→ **EXERCISE**: Send back the records in full, character for character.
## BEGIN DATA ENTRIES
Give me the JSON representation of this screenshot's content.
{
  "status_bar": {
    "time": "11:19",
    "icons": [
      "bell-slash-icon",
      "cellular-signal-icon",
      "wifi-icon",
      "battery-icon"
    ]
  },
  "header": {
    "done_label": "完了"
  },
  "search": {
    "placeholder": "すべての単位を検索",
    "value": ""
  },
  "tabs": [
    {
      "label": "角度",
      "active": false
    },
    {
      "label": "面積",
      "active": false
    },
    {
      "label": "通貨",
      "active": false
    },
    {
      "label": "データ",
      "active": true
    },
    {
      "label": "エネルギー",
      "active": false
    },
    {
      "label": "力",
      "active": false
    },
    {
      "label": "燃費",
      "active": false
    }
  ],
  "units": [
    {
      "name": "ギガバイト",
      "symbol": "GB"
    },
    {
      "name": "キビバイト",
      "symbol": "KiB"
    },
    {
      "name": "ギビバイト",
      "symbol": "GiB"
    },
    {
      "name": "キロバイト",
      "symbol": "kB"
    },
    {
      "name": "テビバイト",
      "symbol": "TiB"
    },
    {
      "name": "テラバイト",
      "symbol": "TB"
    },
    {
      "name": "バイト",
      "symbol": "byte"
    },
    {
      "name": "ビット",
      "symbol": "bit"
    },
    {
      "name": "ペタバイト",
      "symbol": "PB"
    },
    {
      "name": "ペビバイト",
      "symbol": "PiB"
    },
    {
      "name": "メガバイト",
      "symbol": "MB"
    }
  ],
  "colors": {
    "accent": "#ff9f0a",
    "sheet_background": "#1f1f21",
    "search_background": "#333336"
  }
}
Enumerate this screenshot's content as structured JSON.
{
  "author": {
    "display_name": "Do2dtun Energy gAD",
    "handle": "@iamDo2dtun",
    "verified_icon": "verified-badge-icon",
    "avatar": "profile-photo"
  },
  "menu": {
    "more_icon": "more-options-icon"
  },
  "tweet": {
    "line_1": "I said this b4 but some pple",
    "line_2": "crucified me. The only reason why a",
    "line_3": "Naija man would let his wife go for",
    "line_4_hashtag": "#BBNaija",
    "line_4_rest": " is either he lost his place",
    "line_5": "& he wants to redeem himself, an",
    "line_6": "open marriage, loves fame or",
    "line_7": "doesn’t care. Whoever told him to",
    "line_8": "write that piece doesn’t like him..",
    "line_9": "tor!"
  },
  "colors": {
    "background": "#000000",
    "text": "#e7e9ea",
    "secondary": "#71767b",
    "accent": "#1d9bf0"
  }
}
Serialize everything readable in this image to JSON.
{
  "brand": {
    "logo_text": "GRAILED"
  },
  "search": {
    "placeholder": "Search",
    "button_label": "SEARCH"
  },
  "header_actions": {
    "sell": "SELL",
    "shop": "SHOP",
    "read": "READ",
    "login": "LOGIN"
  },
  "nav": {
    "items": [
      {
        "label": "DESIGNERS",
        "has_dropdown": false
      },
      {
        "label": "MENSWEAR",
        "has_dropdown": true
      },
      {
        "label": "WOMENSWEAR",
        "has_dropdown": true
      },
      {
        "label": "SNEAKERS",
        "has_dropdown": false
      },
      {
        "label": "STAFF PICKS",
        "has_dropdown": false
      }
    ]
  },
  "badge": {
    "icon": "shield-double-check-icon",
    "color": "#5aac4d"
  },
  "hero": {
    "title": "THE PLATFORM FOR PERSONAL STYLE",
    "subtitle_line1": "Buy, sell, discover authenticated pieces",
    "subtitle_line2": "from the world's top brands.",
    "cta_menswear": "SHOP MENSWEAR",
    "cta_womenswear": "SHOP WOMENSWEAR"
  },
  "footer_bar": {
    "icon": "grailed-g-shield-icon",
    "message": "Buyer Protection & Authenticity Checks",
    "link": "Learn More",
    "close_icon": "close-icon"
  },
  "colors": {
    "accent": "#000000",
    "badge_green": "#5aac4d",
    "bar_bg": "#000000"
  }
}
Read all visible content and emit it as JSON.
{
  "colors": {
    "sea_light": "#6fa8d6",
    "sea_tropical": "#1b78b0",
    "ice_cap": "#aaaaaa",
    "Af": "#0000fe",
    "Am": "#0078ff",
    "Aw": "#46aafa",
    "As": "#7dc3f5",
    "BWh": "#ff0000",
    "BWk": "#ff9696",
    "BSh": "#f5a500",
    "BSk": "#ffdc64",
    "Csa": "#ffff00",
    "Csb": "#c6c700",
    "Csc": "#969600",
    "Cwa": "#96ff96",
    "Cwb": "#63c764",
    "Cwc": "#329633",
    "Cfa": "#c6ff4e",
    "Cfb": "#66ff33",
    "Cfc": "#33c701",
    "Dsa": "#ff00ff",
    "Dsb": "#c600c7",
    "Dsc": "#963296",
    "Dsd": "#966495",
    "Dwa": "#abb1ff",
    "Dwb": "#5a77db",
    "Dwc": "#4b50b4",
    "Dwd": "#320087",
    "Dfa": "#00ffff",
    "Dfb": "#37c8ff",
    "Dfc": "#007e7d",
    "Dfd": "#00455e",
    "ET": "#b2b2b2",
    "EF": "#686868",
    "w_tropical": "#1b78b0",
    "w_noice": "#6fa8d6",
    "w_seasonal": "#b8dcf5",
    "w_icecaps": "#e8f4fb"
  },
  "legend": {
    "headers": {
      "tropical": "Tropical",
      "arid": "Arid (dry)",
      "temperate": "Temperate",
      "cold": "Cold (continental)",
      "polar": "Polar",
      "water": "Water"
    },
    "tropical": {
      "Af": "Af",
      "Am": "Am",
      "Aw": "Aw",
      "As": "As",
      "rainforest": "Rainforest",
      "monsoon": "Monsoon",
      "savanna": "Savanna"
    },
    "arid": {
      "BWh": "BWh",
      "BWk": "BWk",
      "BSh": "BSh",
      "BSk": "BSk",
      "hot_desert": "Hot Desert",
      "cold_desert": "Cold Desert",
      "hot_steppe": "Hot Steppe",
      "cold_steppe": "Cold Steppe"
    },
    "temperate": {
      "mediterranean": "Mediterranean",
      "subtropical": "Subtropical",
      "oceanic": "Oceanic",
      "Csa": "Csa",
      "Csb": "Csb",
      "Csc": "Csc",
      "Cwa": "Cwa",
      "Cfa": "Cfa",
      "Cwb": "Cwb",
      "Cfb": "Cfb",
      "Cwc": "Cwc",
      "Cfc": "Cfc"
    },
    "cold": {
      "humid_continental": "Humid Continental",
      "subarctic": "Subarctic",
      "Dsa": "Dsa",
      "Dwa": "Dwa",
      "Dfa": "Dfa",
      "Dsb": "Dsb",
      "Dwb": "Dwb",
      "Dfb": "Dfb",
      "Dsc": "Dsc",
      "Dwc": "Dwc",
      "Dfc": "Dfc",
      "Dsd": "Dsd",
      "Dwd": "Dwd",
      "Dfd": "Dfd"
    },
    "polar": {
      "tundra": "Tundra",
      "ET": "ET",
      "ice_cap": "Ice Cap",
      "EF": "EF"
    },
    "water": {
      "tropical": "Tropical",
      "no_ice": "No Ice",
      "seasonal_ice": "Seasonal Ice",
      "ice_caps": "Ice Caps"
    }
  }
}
## END DATA ENTRIES
→ **RIGHT ANSWER**:
Give me the JSON representation of this screenshot's content.
{
  "status_bar": {
    "time": "11:19",
    "icons": [
      "bell-slash-icon",
      "cellular-signal-icon",
      "wifi-icon",
      "battery-icon"
    ]
  },
  "header": {
    "done_label": "完了"
  },
  "search": {
    "placeholder": "すべての単位を検索",
    "value": ""
  },
  "tabs": [
    {
      "label": "角度",
      "active": false
    },
    {
      "label": "面積",
      "active": false
    },
    {
      "label": "通貨",
      "active": false
    },
    {
      "label": "データ",
      "active": true
    },
    {
      "label": "エネルギー",
      "active": false
    },
    {
      "label": "力",
      "active": false
    },
    {
      "label": "燃費",
      "active": false
    }
  ],
  "units": [
    {
      "name": "ギガバイト",
      "symbol": "GB"
    },
    {
      "name": "キビバイト",
      "symbol": "KiB"
    },
    {
      "name": "ギビバイト",
      "symbol": "GiB"
    },
    {
      "name": "キロバイト",
      "symbol": "kB"
    },
    {
      "name": "テビバイト",
      "symbol": "TiB"
    },
    {
      "name": "テラバイト",
      "symbol": "TB"
    },
    {
      "name": "バイト",
      "symbol": "byte"
    },
    {
      "name": "ビット",
      "symbol": "bit"
    },
    {
      "name": "ペタバイト",
      "symbol": "PB"
    },
    {
      "name": "ペビバイト",
      "symbol": "PiB"
    },
    {
      "name": "メガバイト",
      "symbol": "MB"
    }
  ],
  "colors": {
    "accent": "#ff9f0a",
    "sheet_background": "#1f1f21",
    "search_background": "#333336"
  }
}
Enumerate this screenshot's content as structured JSON.
{
  "author": {
    "display_name": "Do2dtun Energy gAD",
    "handle": "@iamDo2dtun",
    "verified_icon": "verified-badge-icon",
    "avatar": "profile-photo"
  },
  "menu": {
    "more_icon": "more-options-icon"
  },
  "tweet": {
    "line_1": "I said this b4 but some pple",
    "line_2": "crucified me. The only reason why a",
    "line_3": "Naija man would let his wife go for",
    "line_4_hashtag": "#BBNaija",
    "line_4_rest": " is either he lost his place",
    "line_5": "& he wants to redeem himself, an",
    "line_6": "open marriage, loves fame or",
    "line_7": "doesn’t care. Whoever told him to",
    "line_8": "write that piece doesn’t like him..",
    "line_9": "tor!"
  },
  "colors": {
    "background": "#000000",
    "text": "#e7e9ea",
    "secondary": "#71767b",
    "accent": "#1d9bf0"
  }
}
Serialize everything readable in this image to JSON.
{
  "brand": {
    "logo_text": "GRAILED"
  },
  "search": {
    "placeholder": "Search",
    "button_label": "SEARCH"
  },
  "header_actions": {
    "sell": "SELL",
    "shop": "SHOP",
    "read": "READ",
    "login": "LOGIN"
  },
  "nav": {
    "items": [
      {
        "label": "DESIGNERS",
        "has_dropdown": false
      },
      {
        "label": "MENSWEAR",
        "has_dropdown": true
      },
      {
        "label": "WOMENSWEAR",
        "has_dropdown": true
      },
      {
        "label": "SNEAKERS",
        "has_dropdown": false
      },
      {
        "label": "STAFF PICKS",
        "has_dropdown": false
      }
    ]
  },
  "badge": {
    "icon": "shield-double-check-icon",
    "color": "#5aac4d"
  },
  "hero": {
    "title": "THE PLATFORM FOR PERSONAL STYLE",
    "subtitle_line1": "Buy, sell, discover authenticated pieces",
    "subtitle_line2": "from the world's top brands.",
    "cta_menswear": "SHOP MENSWEAR",
    "cta_womenswear": "SHOP WOMENSWEAR"
  },
  "footer_bar": {
    "icon": "grailed-g-shield-icon",
    "message": "Buyer Protection & Authenticity Checks",
    "link": "Learn More",
    "close_icon": "close-icon"
  },
  "colors": {
    "accent": "#000000",
    "badge_green": "#5aac4d",
    "bar_bg": "#000000"
  }
}
Read all visible content and emit it as JSON.
{
  "colors": {
    "sea_light": "#6fa8d6",
    "sea_tropical": "#1b78b0",
    "ice_cap": "#aaaaaa",
    "Af": "#0000fe",
    "Am": "#0078ff",
    "Aw": "#46aafa",
    "As": "#7dc3f5",
    "BWh": "#ff0000",
    "BWk": "#ff9696",
    "BSh": "#f5a500",
    "BSk": "#ffdc64",
    "Csa": "#ffff00",
    "Csb": "#c6c700",
    "Csc": "#969600",
    "Cwa": "#96ff96",
    "Cwb": "#63c764",
    "Cwc": "#329633",
    "Cfa": "#c6ff4e",
    "Cfb": "#66ff33",
    "Cfc": "#33c701",
    "Dsa": "#ff00ff",
    "Dsb": "#c600c7",
    "Dsc": "#963296",
    "Dsd": "#966495",
    "Dwa": "#abb1ff",
    "Dwb": "#5a77db",
    "Dwc": "#4b50b4",
    "Dwd": "#320087",
    "Dfa": "#00ffff",
    "Dfb": "#37c8ff",
    "Dfc": "#007e7d",
    "Dfd": "#00455e",
    "ET": "#b2b2b2",
    "EF": "#686868",
    "w_tropical": "#1b78b0",
    "w_noice": "#6fa8d6",
    "w_seasonal": "#b8dcf5",
    "w_icecaps": "#e8f4fb"
  },
  "legend": {
    "headers": {
      "tropical": "Tropical",
      "arid": "Arid (dry)",
      "temperate": "Temperate",
      "cold": "Cold (continental)",
      "polar": "Polar",
      "water": "Water"
    },
    "tropical": {
      "Af": "Af",
      "Am": "Am",
      "Aw": "Aw",
      "As": "As",
      "rainforest": "Rainforest",
      "monsoon": "Monsoon",
      "savanna": "Savanna"
    },
    "arid": {
      "BWh": "BWh",
      "BWk": "BWk",
      "BSh": "BSh",
      "BSk": "BSk",
      "hot_desert": "Hot Desert",
      "cold_desert": "Cold Desert",
      "hot_steppe": "Hot Steppe",
      "cold_steppe": "Cold Steppe"
    },
    "temperate": {
      "mediterranean": "Mediterranean",
      "subtropical": "Subtropical",
      "oceanic": "Oceanic",
      "Csa": "Csa",
      "Csb": "Csb",
      "Csc": "Csc",
      "Cwa": "Cwa",
      "Cfa": "Cfa",
      "Cwb": "Cwb",
      "Cfb": "Cfb",
      "Cwc": "Cwc",
      "Cfc": "Cfc"
    },
    "cold": {
      "humid_continental": "Humid Continental",
      "subarctic": "Subarctic",
      "Dsa": "Dsa",
      "Dwa": "Dwa",
      "Dfa": "Dfa",
      "Dsb": "Dsb",
      "Dwb": "Dwb",
      "Dfb": "Dfb",
      "Dsc": "Dsc",
      "Dwc": "Dwc",
      "Dfc": "Dfc",
      "Dsd": "Dsd",
      "Dwd": "Dwd",
      "Dfd": "Dfd"
    },
    "polar": {
      "tundra": "Tundra",
      "ET": "ET",
      "ice_cap": "Ice Cap",
      "EF": "EF"
    },
    "water": {
      "tropical": "Tropical",
      "no_ice": "No Ice",
      "seasonal_ice": "Seasonal Ice",
      "ice_caps": "Ice Caps"
    }
  }
}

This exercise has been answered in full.